## Records to process:
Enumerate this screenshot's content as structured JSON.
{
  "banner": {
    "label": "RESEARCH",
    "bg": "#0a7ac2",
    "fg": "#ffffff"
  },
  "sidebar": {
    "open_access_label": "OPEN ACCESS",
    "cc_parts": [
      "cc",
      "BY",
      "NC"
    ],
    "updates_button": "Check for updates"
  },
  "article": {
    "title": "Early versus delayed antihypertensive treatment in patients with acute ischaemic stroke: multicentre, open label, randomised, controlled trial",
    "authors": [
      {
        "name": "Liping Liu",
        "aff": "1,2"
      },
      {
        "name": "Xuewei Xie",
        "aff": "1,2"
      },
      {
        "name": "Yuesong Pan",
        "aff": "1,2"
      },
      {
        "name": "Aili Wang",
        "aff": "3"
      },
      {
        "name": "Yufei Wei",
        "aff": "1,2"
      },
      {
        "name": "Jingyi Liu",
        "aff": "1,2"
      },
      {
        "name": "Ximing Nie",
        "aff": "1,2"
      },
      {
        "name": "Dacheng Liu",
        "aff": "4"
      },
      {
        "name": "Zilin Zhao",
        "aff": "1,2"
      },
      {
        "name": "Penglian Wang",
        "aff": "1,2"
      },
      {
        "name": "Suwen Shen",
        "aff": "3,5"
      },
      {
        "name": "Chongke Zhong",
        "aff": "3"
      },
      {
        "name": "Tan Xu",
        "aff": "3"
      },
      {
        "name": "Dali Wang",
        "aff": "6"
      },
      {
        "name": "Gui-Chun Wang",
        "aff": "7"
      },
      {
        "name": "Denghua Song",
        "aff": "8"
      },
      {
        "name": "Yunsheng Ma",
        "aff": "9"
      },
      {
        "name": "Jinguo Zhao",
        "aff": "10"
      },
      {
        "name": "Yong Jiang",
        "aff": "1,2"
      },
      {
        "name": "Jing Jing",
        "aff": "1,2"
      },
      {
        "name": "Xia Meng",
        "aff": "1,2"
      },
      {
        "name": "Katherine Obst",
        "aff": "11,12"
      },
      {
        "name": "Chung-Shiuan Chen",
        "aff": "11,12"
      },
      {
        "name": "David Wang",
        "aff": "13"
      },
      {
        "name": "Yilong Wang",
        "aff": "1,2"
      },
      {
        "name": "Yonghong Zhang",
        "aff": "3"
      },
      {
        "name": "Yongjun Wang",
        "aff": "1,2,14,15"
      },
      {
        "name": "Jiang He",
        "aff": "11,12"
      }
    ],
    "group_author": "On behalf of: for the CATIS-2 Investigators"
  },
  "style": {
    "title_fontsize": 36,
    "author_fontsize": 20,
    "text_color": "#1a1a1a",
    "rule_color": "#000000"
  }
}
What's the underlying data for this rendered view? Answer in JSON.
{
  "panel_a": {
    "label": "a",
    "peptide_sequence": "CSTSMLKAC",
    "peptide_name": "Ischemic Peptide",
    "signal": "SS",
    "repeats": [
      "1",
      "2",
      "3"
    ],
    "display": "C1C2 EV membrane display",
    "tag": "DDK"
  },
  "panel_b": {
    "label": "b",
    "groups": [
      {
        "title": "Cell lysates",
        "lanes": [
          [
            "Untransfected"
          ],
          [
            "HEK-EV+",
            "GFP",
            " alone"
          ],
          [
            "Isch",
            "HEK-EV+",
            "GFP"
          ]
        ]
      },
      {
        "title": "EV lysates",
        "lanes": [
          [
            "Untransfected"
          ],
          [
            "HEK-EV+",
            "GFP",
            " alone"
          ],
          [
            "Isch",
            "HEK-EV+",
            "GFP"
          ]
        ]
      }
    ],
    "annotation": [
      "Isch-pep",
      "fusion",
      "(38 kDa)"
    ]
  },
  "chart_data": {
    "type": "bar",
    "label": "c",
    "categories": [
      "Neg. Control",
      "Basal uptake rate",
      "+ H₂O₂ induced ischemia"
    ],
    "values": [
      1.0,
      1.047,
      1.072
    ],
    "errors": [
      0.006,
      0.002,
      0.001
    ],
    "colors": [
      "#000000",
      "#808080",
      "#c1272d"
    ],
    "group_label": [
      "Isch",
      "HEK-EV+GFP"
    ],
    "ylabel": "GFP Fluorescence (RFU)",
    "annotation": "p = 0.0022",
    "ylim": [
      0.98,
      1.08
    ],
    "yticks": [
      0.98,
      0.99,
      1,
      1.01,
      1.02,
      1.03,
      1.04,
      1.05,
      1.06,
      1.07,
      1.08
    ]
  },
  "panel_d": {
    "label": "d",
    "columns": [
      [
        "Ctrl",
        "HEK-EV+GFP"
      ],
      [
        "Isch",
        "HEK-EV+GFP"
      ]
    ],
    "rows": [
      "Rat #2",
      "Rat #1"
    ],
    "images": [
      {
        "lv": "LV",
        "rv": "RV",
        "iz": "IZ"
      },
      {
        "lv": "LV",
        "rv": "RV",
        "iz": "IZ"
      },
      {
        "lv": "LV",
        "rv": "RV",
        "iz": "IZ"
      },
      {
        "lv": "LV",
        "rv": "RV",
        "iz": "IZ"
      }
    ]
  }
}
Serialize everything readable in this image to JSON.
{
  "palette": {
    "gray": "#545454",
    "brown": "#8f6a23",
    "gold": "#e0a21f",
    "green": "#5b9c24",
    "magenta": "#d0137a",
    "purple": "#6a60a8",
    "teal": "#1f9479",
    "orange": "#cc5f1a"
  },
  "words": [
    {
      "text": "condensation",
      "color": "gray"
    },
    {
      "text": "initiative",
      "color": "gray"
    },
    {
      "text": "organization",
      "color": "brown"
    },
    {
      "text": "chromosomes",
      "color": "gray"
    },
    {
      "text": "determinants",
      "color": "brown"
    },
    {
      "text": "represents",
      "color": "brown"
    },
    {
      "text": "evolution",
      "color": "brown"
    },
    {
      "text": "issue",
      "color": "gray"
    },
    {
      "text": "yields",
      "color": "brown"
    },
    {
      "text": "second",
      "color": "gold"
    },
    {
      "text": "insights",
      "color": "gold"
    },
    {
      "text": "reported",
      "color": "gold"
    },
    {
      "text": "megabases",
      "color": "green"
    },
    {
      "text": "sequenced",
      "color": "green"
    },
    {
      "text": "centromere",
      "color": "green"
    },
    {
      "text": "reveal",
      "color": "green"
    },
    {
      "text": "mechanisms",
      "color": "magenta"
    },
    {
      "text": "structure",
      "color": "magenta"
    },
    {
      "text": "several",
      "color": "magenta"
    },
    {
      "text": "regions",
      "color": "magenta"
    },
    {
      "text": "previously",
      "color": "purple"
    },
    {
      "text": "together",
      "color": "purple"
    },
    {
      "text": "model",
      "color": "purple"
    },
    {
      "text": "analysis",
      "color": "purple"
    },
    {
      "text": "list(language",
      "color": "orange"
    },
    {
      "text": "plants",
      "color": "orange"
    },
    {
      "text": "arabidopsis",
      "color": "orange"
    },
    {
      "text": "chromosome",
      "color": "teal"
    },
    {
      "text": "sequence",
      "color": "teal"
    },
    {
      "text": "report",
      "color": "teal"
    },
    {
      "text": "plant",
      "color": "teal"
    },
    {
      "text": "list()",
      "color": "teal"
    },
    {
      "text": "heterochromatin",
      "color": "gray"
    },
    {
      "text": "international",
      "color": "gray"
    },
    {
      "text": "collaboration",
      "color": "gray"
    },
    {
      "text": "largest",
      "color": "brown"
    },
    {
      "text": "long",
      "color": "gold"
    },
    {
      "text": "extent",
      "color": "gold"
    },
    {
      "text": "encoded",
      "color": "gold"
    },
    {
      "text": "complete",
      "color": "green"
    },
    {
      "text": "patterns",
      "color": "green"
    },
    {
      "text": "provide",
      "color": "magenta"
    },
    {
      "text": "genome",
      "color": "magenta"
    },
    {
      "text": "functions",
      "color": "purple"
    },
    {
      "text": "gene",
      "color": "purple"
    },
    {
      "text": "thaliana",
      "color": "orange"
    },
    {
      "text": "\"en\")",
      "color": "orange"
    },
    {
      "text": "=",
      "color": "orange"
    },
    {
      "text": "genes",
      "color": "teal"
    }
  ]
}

## What is expected:
Only a number is expected: how many lines of the data include the string "JSON".

## Completed task:
3